TASK STATEMENT
Type out every line below exactly as it reads.

** begin DATA PROVIDED **

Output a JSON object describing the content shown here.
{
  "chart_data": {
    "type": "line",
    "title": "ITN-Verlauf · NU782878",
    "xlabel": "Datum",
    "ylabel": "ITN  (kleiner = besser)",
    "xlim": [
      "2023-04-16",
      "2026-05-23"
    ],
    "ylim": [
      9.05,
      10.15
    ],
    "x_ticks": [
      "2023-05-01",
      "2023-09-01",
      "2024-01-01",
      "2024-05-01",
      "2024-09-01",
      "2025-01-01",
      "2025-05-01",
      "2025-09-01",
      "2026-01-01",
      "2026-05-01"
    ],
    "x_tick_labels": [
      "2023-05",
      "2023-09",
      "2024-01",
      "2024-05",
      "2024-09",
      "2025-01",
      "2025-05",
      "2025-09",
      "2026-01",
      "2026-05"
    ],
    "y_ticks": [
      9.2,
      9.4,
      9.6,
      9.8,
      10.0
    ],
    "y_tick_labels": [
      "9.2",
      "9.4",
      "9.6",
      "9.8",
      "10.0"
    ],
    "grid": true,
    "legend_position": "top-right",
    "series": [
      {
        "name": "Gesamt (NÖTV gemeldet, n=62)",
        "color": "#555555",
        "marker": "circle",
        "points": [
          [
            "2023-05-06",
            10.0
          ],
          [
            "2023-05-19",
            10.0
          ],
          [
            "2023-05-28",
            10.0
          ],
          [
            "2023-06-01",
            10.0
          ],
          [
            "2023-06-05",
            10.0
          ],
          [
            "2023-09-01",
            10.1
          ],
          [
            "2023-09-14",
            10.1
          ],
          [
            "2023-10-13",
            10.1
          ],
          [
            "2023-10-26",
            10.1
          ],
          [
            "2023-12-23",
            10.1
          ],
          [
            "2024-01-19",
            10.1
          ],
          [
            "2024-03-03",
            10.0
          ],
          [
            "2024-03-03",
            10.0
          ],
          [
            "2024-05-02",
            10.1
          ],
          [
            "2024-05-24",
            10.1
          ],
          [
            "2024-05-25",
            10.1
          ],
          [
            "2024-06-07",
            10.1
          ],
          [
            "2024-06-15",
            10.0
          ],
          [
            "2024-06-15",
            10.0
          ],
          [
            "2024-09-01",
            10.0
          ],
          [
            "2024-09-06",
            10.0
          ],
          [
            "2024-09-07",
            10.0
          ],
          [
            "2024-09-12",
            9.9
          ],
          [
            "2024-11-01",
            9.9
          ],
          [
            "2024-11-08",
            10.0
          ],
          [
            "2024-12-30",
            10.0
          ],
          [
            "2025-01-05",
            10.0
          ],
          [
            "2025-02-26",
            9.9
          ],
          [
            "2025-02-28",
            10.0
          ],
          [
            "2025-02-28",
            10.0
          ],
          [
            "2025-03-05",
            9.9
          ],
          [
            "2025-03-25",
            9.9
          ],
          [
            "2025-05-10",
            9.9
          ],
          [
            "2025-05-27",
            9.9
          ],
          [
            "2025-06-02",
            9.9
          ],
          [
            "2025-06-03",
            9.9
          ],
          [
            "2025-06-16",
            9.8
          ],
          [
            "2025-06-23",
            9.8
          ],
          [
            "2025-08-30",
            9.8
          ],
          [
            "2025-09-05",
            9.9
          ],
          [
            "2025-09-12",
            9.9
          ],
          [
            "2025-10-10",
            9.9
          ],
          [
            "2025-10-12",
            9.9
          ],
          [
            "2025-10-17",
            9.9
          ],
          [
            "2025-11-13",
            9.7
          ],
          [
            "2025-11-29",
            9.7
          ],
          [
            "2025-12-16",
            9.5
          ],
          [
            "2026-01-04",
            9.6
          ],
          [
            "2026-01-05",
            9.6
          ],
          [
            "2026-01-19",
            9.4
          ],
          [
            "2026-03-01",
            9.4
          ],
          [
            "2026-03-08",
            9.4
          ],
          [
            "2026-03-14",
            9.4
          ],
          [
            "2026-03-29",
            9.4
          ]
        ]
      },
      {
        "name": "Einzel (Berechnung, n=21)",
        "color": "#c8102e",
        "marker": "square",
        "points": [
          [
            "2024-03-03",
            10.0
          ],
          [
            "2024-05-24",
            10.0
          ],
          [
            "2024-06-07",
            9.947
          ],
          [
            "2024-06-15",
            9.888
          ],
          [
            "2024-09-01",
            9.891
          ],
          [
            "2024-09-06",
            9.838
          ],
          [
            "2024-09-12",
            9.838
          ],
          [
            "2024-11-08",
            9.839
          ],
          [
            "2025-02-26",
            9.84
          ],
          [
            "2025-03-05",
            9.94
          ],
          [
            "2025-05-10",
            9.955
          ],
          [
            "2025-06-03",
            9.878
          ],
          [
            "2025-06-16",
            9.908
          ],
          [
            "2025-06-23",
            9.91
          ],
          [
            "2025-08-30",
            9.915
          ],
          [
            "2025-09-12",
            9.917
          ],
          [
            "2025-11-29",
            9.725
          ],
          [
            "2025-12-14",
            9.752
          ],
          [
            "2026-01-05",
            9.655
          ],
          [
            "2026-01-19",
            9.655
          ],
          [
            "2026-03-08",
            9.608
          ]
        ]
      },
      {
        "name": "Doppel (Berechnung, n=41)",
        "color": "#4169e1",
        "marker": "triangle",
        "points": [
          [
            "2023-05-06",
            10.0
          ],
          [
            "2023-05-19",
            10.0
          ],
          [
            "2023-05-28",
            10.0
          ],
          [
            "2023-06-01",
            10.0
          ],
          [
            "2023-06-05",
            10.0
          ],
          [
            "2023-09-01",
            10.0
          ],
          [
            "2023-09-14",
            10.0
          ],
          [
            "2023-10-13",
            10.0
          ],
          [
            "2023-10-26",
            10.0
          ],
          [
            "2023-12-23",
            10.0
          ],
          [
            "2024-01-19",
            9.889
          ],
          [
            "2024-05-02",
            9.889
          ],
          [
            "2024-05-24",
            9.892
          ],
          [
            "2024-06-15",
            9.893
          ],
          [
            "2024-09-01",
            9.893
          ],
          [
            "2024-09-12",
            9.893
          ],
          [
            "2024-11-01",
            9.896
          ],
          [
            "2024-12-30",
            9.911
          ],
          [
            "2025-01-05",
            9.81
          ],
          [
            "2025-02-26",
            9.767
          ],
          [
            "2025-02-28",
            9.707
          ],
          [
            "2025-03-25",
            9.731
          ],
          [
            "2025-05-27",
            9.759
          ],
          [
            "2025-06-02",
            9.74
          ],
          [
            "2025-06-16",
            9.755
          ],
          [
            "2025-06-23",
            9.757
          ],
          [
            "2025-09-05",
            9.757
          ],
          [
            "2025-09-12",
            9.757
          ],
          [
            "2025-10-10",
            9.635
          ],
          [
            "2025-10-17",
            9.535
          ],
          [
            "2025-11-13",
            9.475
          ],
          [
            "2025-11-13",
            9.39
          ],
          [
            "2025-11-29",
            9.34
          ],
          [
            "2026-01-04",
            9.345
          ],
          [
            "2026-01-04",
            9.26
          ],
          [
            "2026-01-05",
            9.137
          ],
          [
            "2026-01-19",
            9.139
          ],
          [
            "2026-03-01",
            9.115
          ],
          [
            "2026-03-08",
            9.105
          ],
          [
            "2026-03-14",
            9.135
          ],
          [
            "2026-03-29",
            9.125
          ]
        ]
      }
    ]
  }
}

** end DATA PROVIDED **

TASK ANSWER
Output a JSON object describing the content shown here.
{
  "chart_data": {
    "type": "line",
    "title": "ITN-Verlauf · NU782878",
    "xlabel": "Datum",
    "ylabel": "ITN  (kleiner = besser)",
    "xlim": [
      "2023-04-16",
      "2026-05-23"
    ],
    "ylim": [
      9.05,
      10.15
    ],
    "x_ticks": [
      "2023-05-01",
      "2023-09-01",
      "2024-01-01",
      "2024-05-01",
      "2024-09-01",
      "2025-01-01",
      "2025-05-01",
      "2025-09-01",
      "2026-01-01",
      "2026-05-01"
    ],
    "x_tick_labels": [
      "2023-05",
      "2023-09",
      "2024-01",
      "2024-05",
      "2024-09",
      "2025-01",
      "2025-05",
      "2025-09",
      "2026-01",
      "2026-05"
    ],
    "y_ticks": [
      9.2,
      9.4,
      9.6,
      9.8,
      10.0
    ],
    "y_tick_labels": [
      "9.2",
      "9.4",
      "9.6",
      "9.8",
      "10.0"
    ],
    "grid": true,
    "legend_position": "top-right",
    "series": [
      {
        "name": "Gesamt (NÖTV gemeldet, n=62)",
        "color": "#555555",
        "marker": "circle",
        "points": [
          [
            "2023-05-06",
            10.0
          ],
          [
            "2023-05-19",
            10.0
          ],
          [
            "2023-05-28",
            10.0
          ],
          [
            "2023-06-01",
            10.0
          ],
          [
            "2023-06-05",
            10.0
          ],
          [
            "2023-09-01",
            10.1
          ],
          [
            "2023-09-14",
            10.1
          ],
          [
            "2023-10-13",
            10.1
          ],
          [
            "2023-10-26",
            10.1
          ],
          [
            "2023-12-23",
            10.1
          ],
          [
            "2024-01-19",
            10.1
          ],
          [
            "2024-03-03",
            10.0
          ],
          [
            "2024-03-03",
            10.0
          ],
          [
            "2024-05-02",
            10.1
          ],
          [
            "2024-05-24",
            10.1
          ],
          [
            "2024-05-25",
            10.1
          ],
          [
            "2024-06-07",
            10.1
          ],
          [
            "2024-06-15",
            10.0
          ],
          [
            "2024-06-15",
            10.0
          ],
          [
            "2024-09-01",
            10.0
          ],
          [
            "2024-09-06",
            10.0
          ],
          [
            "2024-09-07",
            10.0
          ],
          [
            "2024-09-12",
            9.9
          ],
          [
            "2024-11-01",
            9.9
          ],
          [
            "2024-11-08",
            10.0
          ],
          [
            "2024-12-30",
            10.0
          ],
          [
            "2025-01-05",
            10.0
          ],
          [
            "2025-02-26",
            9.9
          ],
          [
            "2025-02-28",
            10.0
          ],
          [
            "2025-02-28",
            10.0
          ],
          [
            "2025-03-05",
            9.9
          ],
          [
            "2025-03-25",
            9.9
          ],
          [
            "2025-05-10",
            9.9
          ],
          [
            "2025-05-27",
            9.9
          ],
          [
            "2025-06-02",
            9.9
          ],
          [
            "2025-06-03",
            9.9
          ],
          [
            "2025-06-16",
            9.8
          ],
          [
            "2025-06-23",
            9.8
          ],
          [
            "2025-08-30",
            9.8
          ],
          [
            "2025-09-05",
            9.9
          ],
          [
            "2025-09-12",
            9.9
          ],
          [
            "2025-10-10",
            9.9
          ],
          [
            "2025-10-12",
            9.9
          ],
          [
            "2025-10-17",
            9.9
          ],
          [
            "2025-11-13",
            9.7
          ],
          [
            "2025-11-29",
            9.7
          ],
          [
            "2025-12-16",
            9.5
          ],
          [
            "2026-01-04",
            9.6
          ],
          [
            "2026-01-05",
            9.6
          ],
          [
            "2026-01-19",
            9.4
          ],
          [
            "2026-03-01",
            9.4
          ],
          [
            "2026-03-08",
            9.4
          ],
          [
            "2026-03-14",
            9.4
          ],
          [
            "2026-03-29",
            9.4
          ]
        ]
      },
      {
        "name": "Einzel (Berechnung, n=21)",
        "color": "#c8102e",
        "marker": "square",
        "points": [
          [
            "2024-03-03",
            10.0
          ],
          [
            "2024-05-24",
            10.0
          ],
          [
            "2024-06-07",
            9.947
          ],
          [
            "2024-06-15",
            9.888
          ],
          [
            "2024-09-01",
            9.891
          ],
          [
            "2024-09-06",
            9.838
          ],
          [
            "2024-09-12",
            9.838
          ],
          [
            "2024-11-08",
            9.839
          ],
          [
            "2025-02-26",
            9.84
          ],
          [
            "2025-03-05",
            9.94
          ],
          [
            "2025-05-10",
            9.955
          ],
          [
            "2025-06-03",
            9.878
          ],
          [
            "2025-06-16",
            9.908
          ],
          [
            "2025-06-23",
            9.91
          ],
          [
            "2025-08-30",
            9.915
          ],
          [
            "2025-09-12",
            9.917
          ],
          [
            "2025-11-29",
            9.725
          ],
          [
            "2025-12-14",
            9.752
          ],
          [
            "2026-01-05",
            9.655
          ],
          [
            "2026-01-19",
            9.655
          ],
          [
            "2026-03-08",
            9.608
          ]
        ]
      },
      {
        "name": "Doppel (Berechnung, n=41)",
        "color": "#4169e1",
        "marker": "triangle",
        "points": [
          [
            "2023-05-06",
            10.0
          ],
          [
            "2023-05-19",
            10.0
          ],
          [
            "2023-05-28",
            10.0
          ],
          [
            "2023-06-01",
            10.0
          ],
          [
            "2023-06-05",
            10.0
          ],
          [
            "2023-09-01",
            10.0
          ],
          [
            "2023-09-14",
            10.0
          ],
          [
            "2023-10-13",
            10.0
          ],
          [
            "2023-10-26",
            10.0
          ],
          [
            "2023-12-23",
            10.0
          ],
          [
            "2024-01-19",
            9.889
          ],
          [
            "2024-05-02",
            9.889
          ],
          [
            "2024-05-24",
            9.892
          ],
          [
            "2024-06-15",
            9.893
          ],
          [
            "2024-09-01",
            9.893
          ],
          [
            "2024-09-12",
            9.893
          ],
          [
            "2024-11-01",
            9.896
          ],
          [
            "2024-12-30",
            9.911
          ],
          [
            "2025-01-05",
            9.81
          ],
          [
            "2025-02-26",
            9.767
          ],
          [
            "2025-02-28",
            9.707
          ],
          [
            "2025-03-25",
            9.731
          ],
          [
            "2025-05-27",
            9.759
          ],
          [
            "2025-06-02",
            9.74
          ],
          [
            "2025-06-16",
            9.755
          ],
          [
            "2025-06-23",
            9.757
          ],
          [
            "2025-09-05",
            9.757
          ],
          [
            "2025-09-12",
            9.757
          ],
          [
            "2025-10-10",
            9.635
          ],
          [
            "2025-10-17",
            9.535
          ],
          [
            "2025-11-13",
            9.475
          ],
          [
            "2025-11-13",
            9.39
          ],
          [
            "2025-11-29",
            9.34
          ],
          [
            "2026-01-04",
            9.345
          ],
          [
            "2026-01-04",
            9.26
          ],
          [
            "2026-01-05",
            9.137
          ],
          [
            "2026-01-19",
            9.139
          ],
          [
            "2026-03-01",
            9.115
          ],
          [
            "2026-03-08",
            9.105
          ],
          [
            "2026-03-14",
            9.135
          ],
          [
            "2026-03-29",
            9.125
          ]
        ]
      }
    ]
  }
}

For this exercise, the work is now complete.